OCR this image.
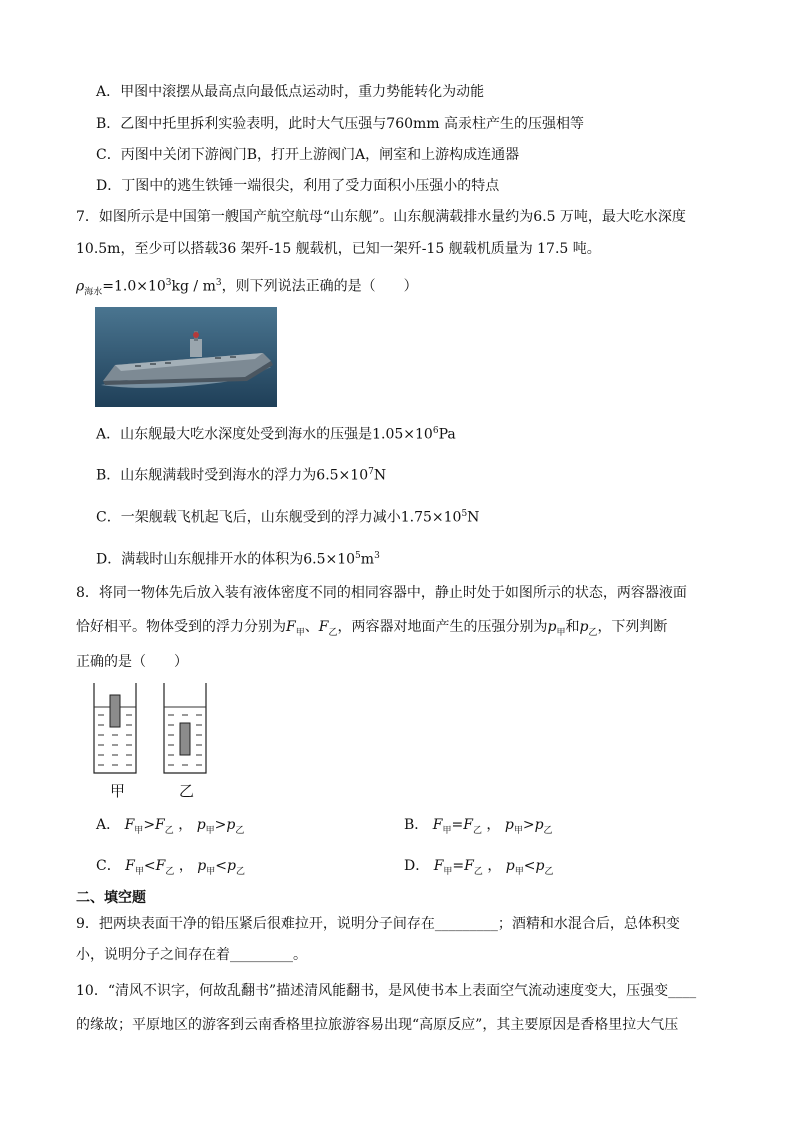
A．甲图中滚摆从最高点向最低点运动时，重力势能转化为动能
B．乙图中托里拆利实验表明，此时大气压强与760mm 高汞柱产生的压强相等
C．丙图中关闭下游阀门B，打开上游阀门A，闸室和上游构成连通器
D．丁图中的逃生铁锤一端很尖，利用了受力面积小压强小的特点
7．如图所示是中国第一艘国产航空航母“山东舰”。山东舰满载排水量约为6.5 万吨，最大吃水深度
10.5m，至少可以搭载36 架歼-15 舰载机，已知一架歼-15 舰载机质量为 17.5 吨。
$\rho_{海水}=1.0\times 10^3kg / m^3$，则下列说法正确的是（　　）
A．山东舰最大吃水深度处受到海水的压强是$1.05\times 10^6Pa$
B．山东舰满载时受到海水的浮力为$6.5\times 10^7N$
C．一架舰载飞机起飞后，山东舰受到的浮力减小$1.75\times 10^5N$
D．满载时山东舰排开水的体积为$6.5\times 10^5m^3$
8．将同一物体先后放入装有液体密度不同的相同容器中，静止时处于如图所示的状态，两容器液面
恰好相平。物体受到的浮力分别为$F_甲$、$F_乙$，两容器对地面产生的压强分别为$p_甲$和$p_乙$，下列判断
正确的是（　　）
甲	乙
A． $F_甲>F_乙$ ， $p_甲>p_乙$	B． $F_甲=F_乙$ ， $p_甲>p_乙$
C． $F_甲<F_乙$ ， $p_甲<p_乙$	D． $F_甲=F_乙$ ， $p_甲<p_乙$
二、填空题
9．把两块表面干净的铅压紧后很难拉开，说明分子间存在_________；酒精和水混合后，总体积变
小，说明分子之间存在着_________。
10．“清风不识字，何故乱翻书”描述清风能翻书，是风使书本上表面空气流动速度变大，压强变____
的缘故；平原地区的游客到云南香格里拉旅游容易出现“高原反应”，其主要原因是香格里拉大气压
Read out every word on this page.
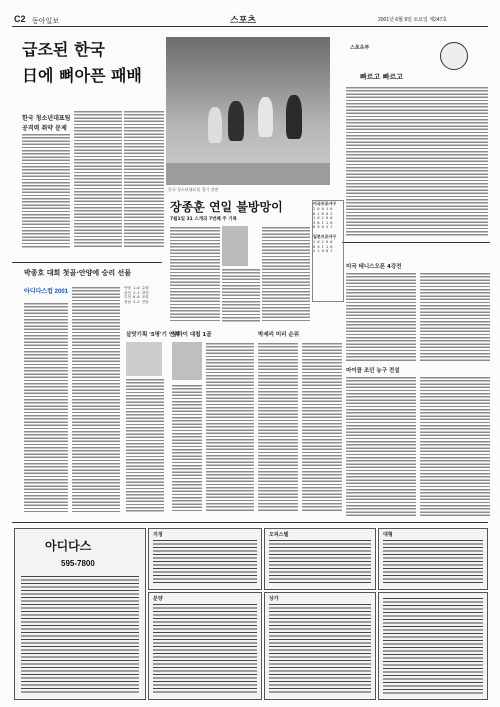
C2 동아일보	스포츠	2001년 6월 9일 토요일 제247호
급조된 한국
日에 뼈아픈 패배
한국 청소년대표팀
공격력 취약 문제
한국 청소년대표팀 경기 장면
스포츠부
빠르고 빠르고
장종훈 연일 불방망이
7월1일 31 스개의 7번째 주 기록
미국프로야구
2 0 0 1 0
0 1 0 0 2
1 0 2 0 0
3 0 1 1 0
0 0 0 2 1
일본프로야구
1 0 2 0 0
0 0 1 1 0
2 1 0 0 1
미국 테니스오픈 4강전
마이클 조던 농구 전설
박종호 대회 첫골·안양에 승리 선물
아디다스컵 2001
안양 1-0 수원
울산 2-1 대전
부천 0-0 포항
성남 3-2 전남
살맛기획 '5명'기 연재
상하이 대첩 1골	박세리 미리 순위
아디다스
595-7800
지정	오피스텔	대형
분양	상가
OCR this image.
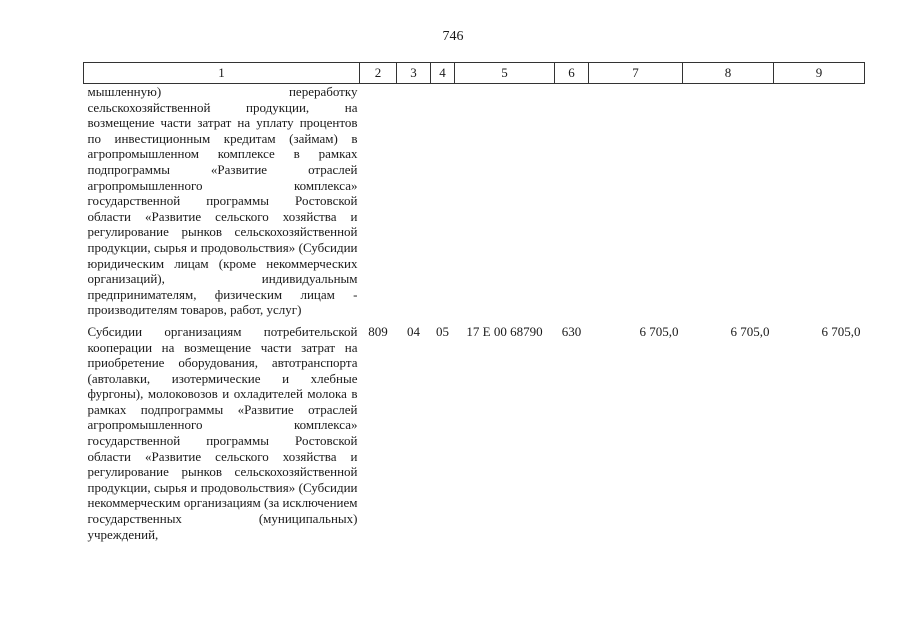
746
1	2	3	4	5	6	7	8	9
мышленную) переработку сельскохозяйственной продукции, на возмещение части затрат на уплату процентов по инвестиционным кредитам (займам) в агропромышленном комплексе в рамках подпрограммы «Развитие отраслей агропромышленного комплекса» государственной программы Ростовской области «Развитие сельского хозяйства и регулирование рынков сельскохозяйственной продукции, сырья и продовольствия» (Субсидии юридическим лицам (кроме некоммерческих организаций), индивидуальным предпринимателям, физическим лицам - производителям товаров, работ, услуг)								
Субсидии организациям потребительской кооперации на возмещение части затрат на приобретение оборудования, автотранспорта (автолавки, изотермические и хлебные фургоны), молоковозов и охладителей молока в рамках подпрограммы «Развитие отраслей агропромышленного комплекса» государственной программы Ростовской области «Развитие сельского хозяйства и регулирование рынков сельскохозяйственной продукции, сырья и продовольствия» (Субсидии некоммерческим организациям (за исключением государственных (муниципальных) учреждений,	809	04	05	17 Е 00 68790	630	6 705,0	6 705,0	6 705,0
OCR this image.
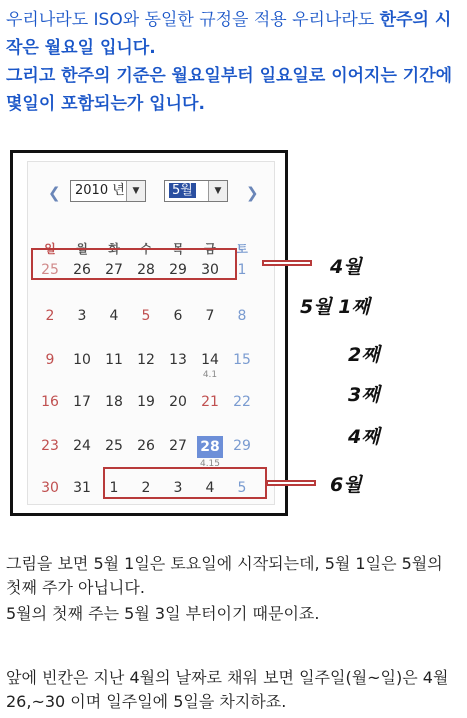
우리나라도 ISO와 동일한 규정을 적용 우리나라도 한주의 시작은 월요일 입니다.
그리고 한주의 기준은 월요일부터 일요일로 이어지는 기간에 몇일이 포함되는가 입니다.
❮	2010 년 ▼	5월	▼	❯
일	월	화	수	목	금	토
25 26 27 28 29 30	1
2	3	4	5	6	7	8
9	10 11 12 13 14 15
4.1
16 17 18 19 20 21 22
23 24 25 26 27 28 29
4.15
30 31	1	2	3	4	5
4월
5월 1째
2째
3째
4째
6월
그림을 보면 5월 1일은 토요일에 시작되는데, 5월 1일은 5월의 첫째 주가 아닙니다.
5월의 첫째 주는 5월 3일 부터이기 때문이죠.
앞에 빈칸은 지난 4월의 날짜로 채워 보면 일주일(월~일)은 4월 26,~30 이며 일주일에 5일을 차지하죠.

---

List the lines that contain the word "times".

$\rho_{海水}=1.0\times 10^3kg / m^3$，则下列说法正确的是（　　）
A．山东舰最大吃水深度处受到海水的压强是$1.05\times 10^6Pa$
B．山东舰满载时受到海水的浮力为$6.5\times 10^7N$
C．一架舰载飞机起飞后，山东舰受到的浮力减小$1.75\times 10^5N$
D．满载时山东舰排开水的体积为$6.5\times 10^5m^3$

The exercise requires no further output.